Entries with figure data
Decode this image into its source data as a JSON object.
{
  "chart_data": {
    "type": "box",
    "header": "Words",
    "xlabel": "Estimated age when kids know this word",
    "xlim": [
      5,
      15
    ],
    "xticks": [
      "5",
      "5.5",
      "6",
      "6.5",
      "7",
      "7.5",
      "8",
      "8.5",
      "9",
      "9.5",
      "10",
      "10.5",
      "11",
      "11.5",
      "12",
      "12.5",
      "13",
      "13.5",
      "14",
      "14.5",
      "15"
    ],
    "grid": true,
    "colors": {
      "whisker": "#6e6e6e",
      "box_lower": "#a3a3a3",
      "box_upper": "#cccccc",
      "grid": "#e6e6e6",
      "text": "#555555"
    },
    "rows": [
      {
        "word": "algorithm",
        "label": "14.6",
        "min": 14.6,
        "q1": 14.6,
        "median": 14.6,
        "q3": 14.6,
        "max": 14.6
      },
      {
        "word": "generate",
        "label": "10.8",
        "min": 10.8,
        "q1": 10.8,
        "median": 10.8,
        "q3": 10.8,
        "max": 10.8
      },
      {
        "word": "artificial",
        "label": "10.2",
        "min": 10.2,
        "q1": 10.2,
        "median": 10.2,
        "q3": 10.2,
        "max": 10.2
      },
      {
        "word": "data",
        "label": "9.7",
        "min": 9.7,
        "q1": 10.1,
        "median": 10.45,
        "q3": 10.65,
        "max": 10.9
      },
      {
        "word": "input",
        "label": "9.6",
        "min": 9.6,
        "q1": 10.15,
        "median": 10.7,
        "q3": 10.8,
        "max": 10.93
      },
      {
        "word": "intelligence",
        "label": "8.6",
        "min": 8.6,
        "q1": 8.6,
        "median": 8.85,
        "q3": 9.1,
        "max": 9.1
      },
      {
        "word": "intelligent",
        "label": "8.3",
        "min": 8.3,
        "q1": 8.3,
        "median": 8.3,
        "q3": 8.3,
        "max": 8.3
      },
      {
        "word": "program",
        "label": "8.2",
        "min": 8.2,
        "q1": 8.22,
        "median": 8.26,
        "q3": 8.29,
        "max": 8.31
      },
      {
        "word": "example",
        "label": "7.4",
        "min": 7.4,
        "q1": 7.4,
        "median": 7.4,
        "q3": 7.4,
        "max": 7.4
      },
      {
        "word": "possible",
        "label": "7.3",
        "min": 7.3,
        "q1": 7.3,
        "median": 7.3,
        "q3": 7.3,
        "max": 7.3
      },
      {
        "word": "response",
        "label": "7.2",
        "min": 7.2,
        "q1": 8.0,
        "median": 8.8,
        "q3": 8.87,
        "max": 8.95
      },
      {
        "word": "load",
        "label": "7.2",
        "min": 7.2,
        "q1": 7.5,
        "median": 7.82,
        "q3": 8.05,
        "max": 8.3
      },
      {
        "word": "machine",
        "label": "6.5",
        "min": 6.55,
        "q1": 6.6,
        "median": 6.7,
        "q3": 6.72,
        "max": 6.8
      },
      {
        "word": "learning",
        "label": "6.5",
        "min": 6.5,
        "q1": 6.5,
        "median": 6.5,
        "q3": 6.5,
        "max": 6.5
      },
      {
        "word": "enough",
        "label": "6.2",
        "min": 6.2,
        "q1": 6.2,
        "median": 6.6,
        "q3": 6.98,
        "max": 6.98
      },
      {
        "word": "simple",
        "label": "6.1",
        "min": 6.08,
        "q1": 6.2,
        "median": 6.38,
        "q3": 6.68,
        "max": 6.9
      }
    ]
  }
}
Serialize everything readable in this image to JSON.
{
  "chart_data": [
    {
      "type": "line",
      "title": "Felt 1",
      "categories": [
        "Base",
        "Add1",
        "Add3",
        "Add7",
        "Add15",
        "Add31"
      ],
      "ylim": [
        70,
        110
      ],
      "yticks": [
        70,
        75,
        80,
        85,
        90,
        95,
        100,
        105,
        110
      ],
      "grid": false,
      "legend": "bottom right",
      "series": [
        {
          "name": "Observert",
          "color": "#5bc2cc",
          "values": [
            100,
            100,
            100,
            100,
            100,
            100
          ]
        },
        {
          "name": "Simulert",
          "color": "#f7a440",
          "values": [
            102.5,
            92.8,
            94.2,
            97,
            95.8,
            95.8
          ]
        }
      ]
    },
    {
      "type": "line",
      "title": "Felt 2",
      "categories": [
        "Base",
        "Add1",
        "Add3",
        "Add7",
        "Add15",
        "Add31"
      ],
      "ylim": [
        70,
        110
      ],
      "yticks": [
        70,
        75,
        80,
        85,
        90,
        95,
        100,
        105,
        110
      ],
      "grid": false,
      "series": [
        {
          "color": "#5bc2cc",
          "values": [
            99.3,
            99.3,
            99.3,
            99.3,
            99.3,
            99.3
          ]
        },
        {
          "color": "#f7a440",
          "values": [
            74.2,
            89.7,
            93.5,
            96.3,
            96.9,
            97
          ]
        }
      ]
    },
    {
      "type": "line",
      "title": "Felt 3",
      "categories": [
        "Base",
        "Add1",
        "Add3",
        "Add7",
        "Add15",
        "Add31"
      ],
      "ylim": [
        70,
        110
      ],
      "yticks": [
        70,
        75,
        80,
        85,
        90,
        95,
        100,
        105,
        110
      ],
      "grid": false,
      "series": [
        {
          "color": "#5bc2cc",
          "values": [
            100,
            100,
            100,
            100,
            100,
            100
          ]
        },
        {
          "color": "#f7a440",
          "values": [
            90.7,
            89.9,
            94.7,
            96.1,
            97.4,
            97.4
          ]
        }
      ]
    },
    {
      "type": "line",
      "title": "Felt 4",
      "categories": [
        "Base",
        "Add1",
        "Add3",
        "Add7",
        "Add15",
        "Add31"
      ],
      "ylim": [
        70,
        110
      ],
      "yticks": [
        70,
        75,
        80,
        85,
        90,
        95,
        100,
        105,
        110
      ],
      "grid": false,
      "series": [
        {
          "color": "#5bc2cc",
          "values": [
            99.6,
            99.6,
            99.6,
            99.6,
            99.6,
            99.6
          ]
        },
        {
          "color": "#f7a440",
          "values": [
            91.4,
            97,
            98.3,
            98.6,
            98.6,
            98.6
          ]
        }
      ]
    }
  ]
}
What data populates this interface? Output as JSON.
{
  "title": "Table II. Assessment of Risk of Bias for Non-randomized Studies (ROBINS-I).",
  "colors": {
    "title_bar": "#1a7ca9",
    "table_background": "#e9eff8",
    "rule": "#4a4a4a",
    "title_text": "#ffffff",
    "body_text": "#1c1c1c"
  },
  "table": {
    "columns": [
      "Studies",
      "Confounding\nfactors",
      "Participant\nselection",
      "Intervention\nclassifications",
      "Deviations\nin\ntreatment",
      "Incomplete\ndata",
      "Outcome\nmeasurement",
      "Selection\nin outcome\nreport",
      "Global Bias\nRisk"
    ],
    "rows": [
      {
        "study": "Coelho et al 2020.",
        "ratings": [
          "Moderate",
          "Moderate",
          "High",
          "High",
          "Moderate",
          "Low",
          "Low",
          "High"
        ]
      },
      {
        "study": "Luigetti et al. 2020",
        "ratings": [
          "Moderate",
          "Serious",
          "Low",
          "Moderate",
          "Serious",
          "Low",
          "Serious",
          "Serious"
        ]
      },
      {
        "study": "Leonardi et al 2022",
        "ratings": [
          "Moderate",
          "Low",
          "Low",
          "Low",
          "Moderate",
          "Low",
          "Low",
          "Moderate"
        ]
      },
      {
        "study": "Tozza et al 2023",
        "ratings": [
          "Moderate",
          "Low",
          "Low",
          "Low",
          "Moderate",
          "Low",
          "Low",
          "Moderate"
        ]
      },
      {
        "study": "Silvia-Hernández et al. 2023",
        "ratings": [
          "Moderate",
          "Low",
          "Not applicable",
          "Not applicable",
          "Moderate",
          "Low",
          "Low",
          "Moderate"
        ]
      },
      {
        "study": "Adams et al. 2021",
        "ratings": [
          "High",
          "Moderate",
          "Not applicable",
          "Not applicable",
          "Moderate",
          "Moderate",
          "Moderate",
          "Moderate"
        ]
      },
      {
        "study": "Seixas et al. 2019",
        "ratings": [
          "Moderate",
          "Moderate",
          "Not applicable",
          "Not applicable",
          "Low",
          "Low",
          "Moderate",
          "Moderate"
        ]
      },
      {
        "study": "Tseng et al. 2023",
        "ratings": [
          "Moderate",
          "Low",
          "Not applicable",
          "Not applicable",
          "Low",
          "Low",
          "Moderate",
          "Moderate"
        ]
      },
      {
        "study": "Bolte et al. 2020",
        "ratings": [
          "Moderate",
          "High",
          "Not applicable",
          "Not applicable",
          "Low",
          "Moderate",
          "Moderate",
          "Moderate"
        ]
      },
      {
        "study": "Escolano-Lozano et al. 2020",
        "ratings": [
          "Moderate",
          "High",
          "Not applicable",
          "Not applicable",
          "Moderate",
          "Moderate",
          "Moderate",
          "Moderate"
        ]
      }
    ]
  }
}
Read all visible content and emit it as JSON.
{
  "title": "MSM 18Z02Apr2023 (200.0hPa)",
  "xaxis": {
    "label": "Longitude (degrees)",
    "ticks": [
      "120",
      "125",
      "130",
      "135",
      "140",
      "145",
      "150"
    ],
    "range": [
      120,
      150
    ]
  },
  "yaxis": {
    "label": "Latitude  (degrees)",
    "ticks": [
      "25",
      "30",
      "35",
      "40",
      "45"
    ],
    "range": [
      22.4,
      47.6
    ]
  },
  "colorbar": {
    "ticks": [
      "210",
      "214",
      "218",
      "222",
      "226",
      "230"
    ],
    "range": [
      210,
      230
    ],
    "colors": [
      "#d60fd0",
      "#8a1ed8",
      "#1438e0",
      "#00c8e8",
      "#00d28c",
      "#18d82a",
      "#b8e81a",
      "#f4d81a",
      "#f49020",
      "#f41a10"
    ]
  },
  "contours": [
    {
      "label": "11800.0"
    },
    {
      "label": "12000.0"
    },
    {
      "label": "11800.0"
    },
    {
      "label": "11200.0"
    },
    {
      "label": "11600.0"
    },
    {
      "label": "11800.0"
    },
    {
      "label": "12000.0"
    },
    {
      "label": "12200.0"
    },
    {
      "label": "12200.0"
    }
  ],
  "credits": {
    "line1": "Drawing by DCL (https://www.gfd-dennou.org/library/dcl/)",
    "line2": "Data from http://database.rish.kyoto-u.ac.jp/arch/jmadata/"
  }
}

## [Short exercise]
Print exactly the lines above, starting at the line that contains "Read all visible content and emit it as JSON." and ending with the last line of the records, both included.

## [Answer to this problem]
Read all visible content and emit it as JSON.
{
  "title": "MSM 18Z02Apr2023 (200.0hPa)",
  "xaxis": {
    "label": "Longitude (degrees)",
    "ticks": [
      "120",
      "125",
      "130",
      "135",
      "140",
      "145",
      "150"
    ],
    "range": [
      120,
      150
    ]
  },
  "yaxis": {
    "label": "Latitude  (degrees)",
    "ticks": [
      "25",
      "30",
      "35",
      "40",
      "45"
    ],
    "range": [
      22.4,
      47.6
    ]
  },
  "colorbar": {
    "ticks": [
      "210",
      "214",
      "218",
      "222",
      "226",
      "230"
    ],
    "range": [
      210,
      230
    ],
    "colors": [
      "#d60fd0",
      "#8a1ed8",
      "#1438e0",
      "#00c8e8",
      "#00d28c",
      "#18d82a",
      "#b8e81a",
      "#f4d81a",
      "#f49020",
      "#f41a10"
    ]
  },
  "contours": [
    {
      "label": "11800.0"
    },
    {
      "label": "12000.0"
    },
    {
      "label": "11800.0"
    },
    {
      "label": "11200.0"
    },
    {
      "label": "11600.0"
    },
    {
      "label": "11800.0"
    },
    {
      "label": "12000.0"
    },
    {
      "label": "12200.0"
    },
    {
      "label": "12200.0"
    }
  ],
  "credits": {
    "line1": "Drawing by DCL (https://www.gfd-dennou.org/library/dcl/)",
    "line2": "Data from http://database.rish.kyoto-u.ac.jp/arch/jmadata/"
  }
}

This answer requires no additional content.